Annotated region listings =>

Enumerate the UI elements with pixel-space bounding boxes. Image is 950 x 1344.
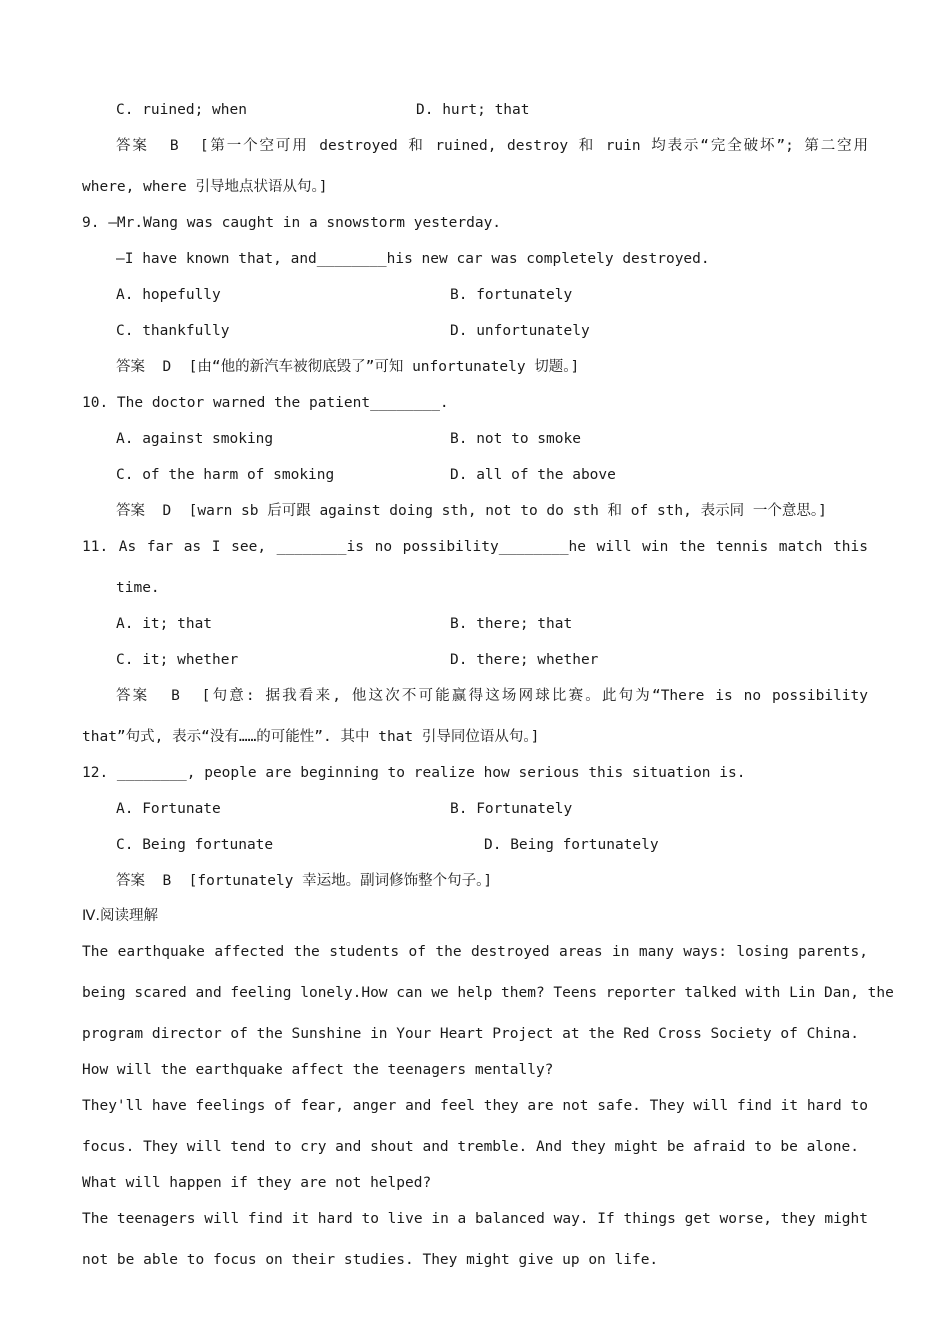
q10-option-a: A. against smoking	[116, 431, 274, 447]
q12-option-c: C. Being fortunate	[116, 837, 274, 853]
q9-option-a: A. hopefully	[116, 287, 221, 303]
q8-option-c: C. ruined; when	[116, 102, 247, 118]
q10-stem: 10. The doctor warned the patient________.	[82, 395, 449, 411]
q10-option-c: C. of the harm of smoking	[116, 467, 335, 483]
q9-reply: —I have known that, and________his new car was completely destroyed.	[116, 251, 710, 267]
q9-option-c: C. thankfully	[116, 323, 230, 339]
section-heading: Ⅳ.阅读理解	[82, 908, 158, 924]
passage-answer-2-line1: The teenagers will find it hard to live in a balanced way. If things get worse, they might	[82, 1211, 868, 1227]
q12-stem: 12. ________, people are beginning to realize how serious this situation is.	[82, 765, 746, 781]
q12-option-a: A. Fortunate	[116, 801, 221, 817]
passage-p1-line1: The earthquake affected the students of the destroyed areas in many ways: losing parents,	[82, 944, 868, 960]
q11-option-a: A. it; that	[116, 616, 213, 632]
q8-option-d: D. hurt; that	[416, 102, 530, 118]
passage-answer-1-line2: focus. They will tend to cry and shout and tremble. And they might be afraid to be alone.	[82, 1139, 859, 1155]
q12-answer: 答案 B [fortunately 幸运地。副词修饰整个句子。]	[116, 873, 493, 889]
q8-answer-line2: where, where 引导地点状语从句。]	[82, 179, 328, 195]
q12-option-d: D. Being fortunately	[484, 837, 659, 853]
q11-stem-line1: 11. As far as I see, ________is no possibility________he will win the tennis match this	[82, 539, 868, 555]
q11-stem-line2: time.	[116, 580, 160, 596]
q9-answer: 答案 D [由“他的新汽车被彻底毁了”可知 unfortunately 切题。]	[116, 359, 580, 375]
q11-option-d: D. there; whether	[450, 652, 599, 668]
passage-answer-1-line1: They'll have feelings of fear, anger and feel they are not safe. They will find it hard to	[82, 1098, 868, 1114]
passage-answer-2-line2: not be able to focus on their studies. They might give up on life.	[82, 1252, 659, 1268]
q11-option-b: B. there; that	[450, 616, 573, 632]
passage-question-2: What will happen if they are not helped?	[82, 1175, 432, 1191]
q11-answer-line2: that”句式, 表示“没有……的可能性”. 其中 that 引导同位语从句。]	[82, 729, 540, 745]
q10-answer: 答案 D [warn sb 后可跟 against doing sth, not to do sth 和 of sth, 表示同 一个意思。]	[116, 503, 827, 519]
passage-p1-line2: being scared and feeling lonely.How can we help them? Teens reporter talked with Lin Dan, the	[82, 985, 894, 1001]
q10-option-b: B. not to smoke	[450, 431, 581, 447]
q10-option-d: D. all of the above	[450, 467, 616, 483]
q9-stem: 9. —Mr.Wang was caught in a snowstorm yesterday.	[82, 215, 502, 231]
q12-option-b: B. Fortunately	[450, 801, 573, 817]
q9-option-d: D. unfortunately	[450, 323, 590, 339]
passage-p1-line3: program director of the Sunshine in Your Heart Project at the Red Cross Society of China.	[82, 1026, 859, 1042]
q11-option-c: C. it; whether	[116, 652, 239, 668]
q11-answer-line1: 答案 B [句意: 据我看来, 他这次不可能赢得这场网球比赛。此句为“There is no possibility	[116, 688, 868, 704]
passage-question-1: How will the earthquake affect the teenagers mentally?	[82, 1062, 554, 1078]
q8-answer-line1: 答案 B [第一个空可用 destroyed 和 ruined, destroy 和 ruin 均表示“完全破坏”; 第二空用	[116, 138, 868, 154]
q9-option-b: B. fortunately	[450, 287, 573, 303]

WHAT IS ASKED => Please reproduce every line of the records above verbatim, omitting the pictures.

PROBLEM SOLUTION =>
Enumerate the UI elements with pixel-space bounding boxes. Image is 950 x 1344.
q10-option-a: A. against smoking	[116, 431, 274, 447]
q12-option-c: C. Being fortunate	[116, 837, 274, 853]
q9-option-a: A. hopefully	[116, 287, 221, 303]
q8-option-c: C. ruined; when	[116, 102, 247, 118]
q10-stem: 10. The doctor warned the patient________.	[82, 395, 449, 411]
q10-option-c: C. of the harm of smoking	[116, 467, 335, 483]
q9-reply: —I have known that, and________his new car was completely destroyed.	[116, 251, 710, 267]
q9-option-c: C. thankfully	[116, 323, 230, 339]
section-heading: Ⅳ.阅读理解	[82, 908, 158, 924]
passage-answer-2-line1: The teenagers will find it hard to live in a balanced way. If things get worse, they might	[82, 1211, 868, 1227]
q12-stem: 12. ________, people are beginning to realize how serious this situation is.	[82, 765, 746, 781]
q12-option-a: A. Fortunate	[116, 801, 221, 817]
passage-p1-line1: The earthquake affected the students of the destroyed areas in many ways: losing parents,	[82, 944, 868, 960]
q11-option-a: A. it; that	[116, 616, 213, 632]
q8-option-d: D. hurt; that	[416, 102, 530, 118]
passage-answer-1-line2: focus. They will tend to cry and shout and tremble. And they might be afraid to be alone.	[82, 1139, 859, 1155]
q12-answer: 答案 B [fortunately 幸运地。副词修饰整个句子。]	[116, 873, 493, 889]
q8-answer-line2: where, where 引导地点状语从句。]	[82, 179, 328, 195]
q12-option-d: D. Being fortunately	[484, 837, 659, 853]
q11-stem-line1: 11. As far as I see, ________is no possibility________he will win the tennis match this	[82, 539, 868, 555]
q11-stem-line2: time.	[116, 580, 160, 596]
q9-answer: 答案 D [由“他的新汽车被彻底毁了”可知 unfortunately 切题。]	[116, 359, 580, 375]
q11-option-d: D. there; whether	[450, 652, 599, 668]
passage-answer-1-line1: They'll have feelings of fear, anger and feel they are not safe. They will find it hard to	[82, 1098, 868, 1114]
passage-answer-2-line2: not be able to focus on their studies. They might give up on life.	[82, 1252, 659, 1268]
q11-option-b: B. there; that	[450, 616, 573, 632]
passage-question-2: What will happen if they are not helped?	[82, 1175, 432, 1191]
q11-answer-line2: that”句式, 表示“没有……的可能性”. 其中 that 引导同位语从句。]	[82, 729, 540, 745]
q10-answer: 答案 D [warn sb 后可跟 against doing sth, not to do sth 和 of sth, 表示同 一个意思。]	[116, 503, 827, 519]
passage-p1-line2: being scared and feeling lonely.How can we help them? Teens reporter talked with Lin Dan, the	[82, 985, 894, 1001]
q10-option-b: B. not to smoke	[450, 431, 581, 447]
q10-option-d: D. all of the above	[450, 467, 616, 483]
q9-stem: 9. —Mr.Wang was caught in a snowstorm yesterday.	[82, 215, 502, 231]
q12-option-b: B. Fortunately	[450, 801, 573, 817]
q9-option-d: D. unfortunately	[450, 323, 590, 339]
passage-p1-line3: program director of the Sunshine in Your Heart Project at the Red Cross Society of China.	[82, 1026, 859, 1042]
q11-option-c: C. it; whether	[116, 652, 239, 668]
q11-answer-line1: 答案 B [句意: 据我看来, 他这次不可能赢得这场网球比赛。此句为“There is no possibility	[116, 688, 868, 704]
passage-question-1: How will the earthquake affect the teenagers mentally?	[82, 1062, 554, 1078]
q8-answer-line1: 答案 B [第一个空可用 destroyed 和 ruined, destroy 和 ruin 均表示“完全破坏”; 第二空用	[116, 138, 868, 154]
q9-option-b: B. fortunately	[450, 287, 573, 303]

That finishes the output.